§ Task description
Exclude the pictures, then repeat the remaining data exactly.

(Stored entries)
━━━━

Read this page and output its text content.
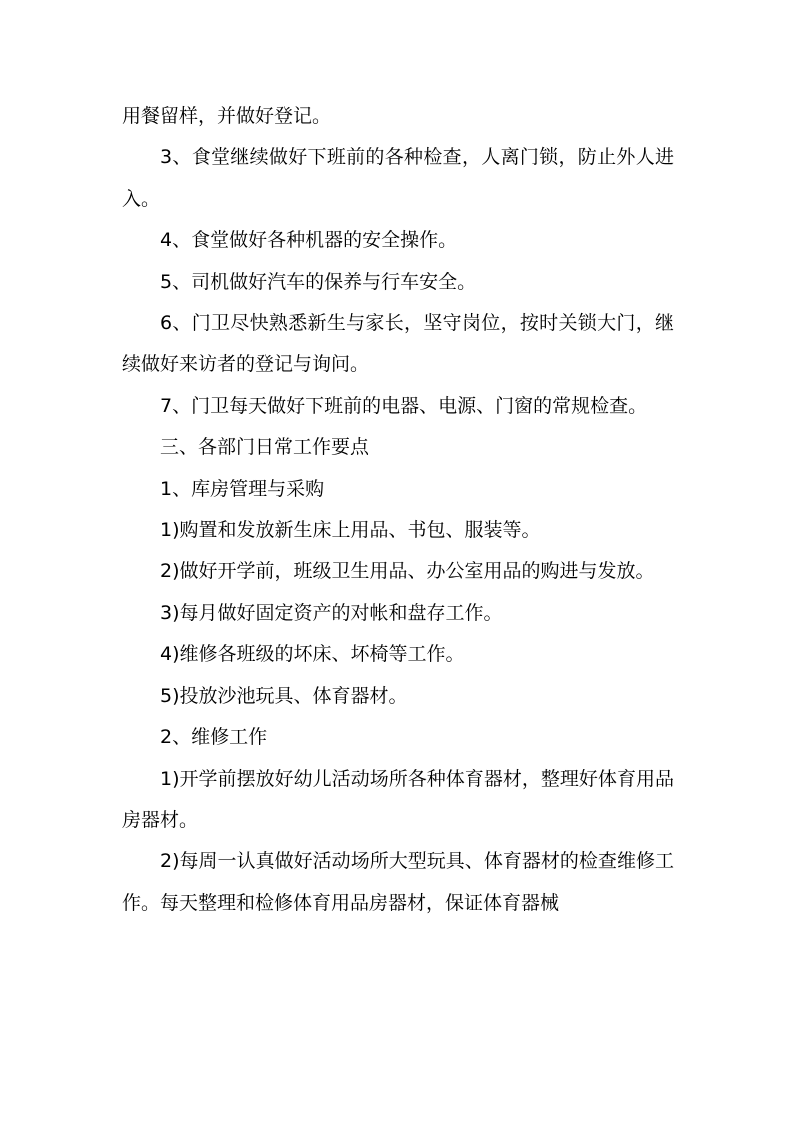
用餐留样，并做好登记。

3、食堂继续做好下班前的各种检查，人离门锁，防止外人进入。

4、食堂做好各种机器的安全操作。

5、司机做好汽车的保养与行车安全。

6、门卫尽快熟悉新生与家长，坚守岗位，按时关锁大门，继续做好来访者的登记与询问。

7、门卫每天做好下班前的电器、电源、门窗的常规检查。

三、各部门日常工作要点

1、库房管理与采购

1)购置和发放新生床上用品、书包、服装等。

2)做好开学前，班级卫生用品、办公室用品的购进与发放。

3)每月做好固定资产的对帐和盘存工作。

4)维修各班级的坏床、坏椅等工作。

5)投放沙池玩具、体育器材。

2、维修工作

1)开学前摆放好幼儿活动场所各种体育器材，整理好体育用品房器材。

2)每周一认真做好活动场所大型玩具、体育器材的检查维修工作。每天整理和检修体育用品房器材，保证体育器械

━━━━

§ Output below
Read this page and output its text content.
用餐留样，并做好登记。

3、食堂继续做好下班前的各种检查，人离门锁，防止外人进入。

4、食堂做好各种机器的安全操作。

5、司机做好汽车的保养与行车安全。

6、门卫尽快熟悉新生与家长，坚守岗位，按时关锁大门，继续做好来访者的登记与询问。

7、门卫每天做好下班前的电器、电源、门窗的常规检查。

三、各部门日常工作要点

1、库房管理与采购

1)购置和发放新生床上用品、书包、服装等。

2)做好开学前，班级卫生用品、办公室用品的购进与发放。

3)每月做好固定资产的对帐和盘存工作。

4)维修各班级的坏床、坏椅等工作。

5)投放沙池玩具、体育器材。

2、维修工作

1)开学前摆放好幼儿活动场所各种体育器材，整理好体育用品房器材。

2)每周一认真做好活动场所大型玩具、体育器材的检查维修工作。每天整理和检修体育用品房器材，保证体育器械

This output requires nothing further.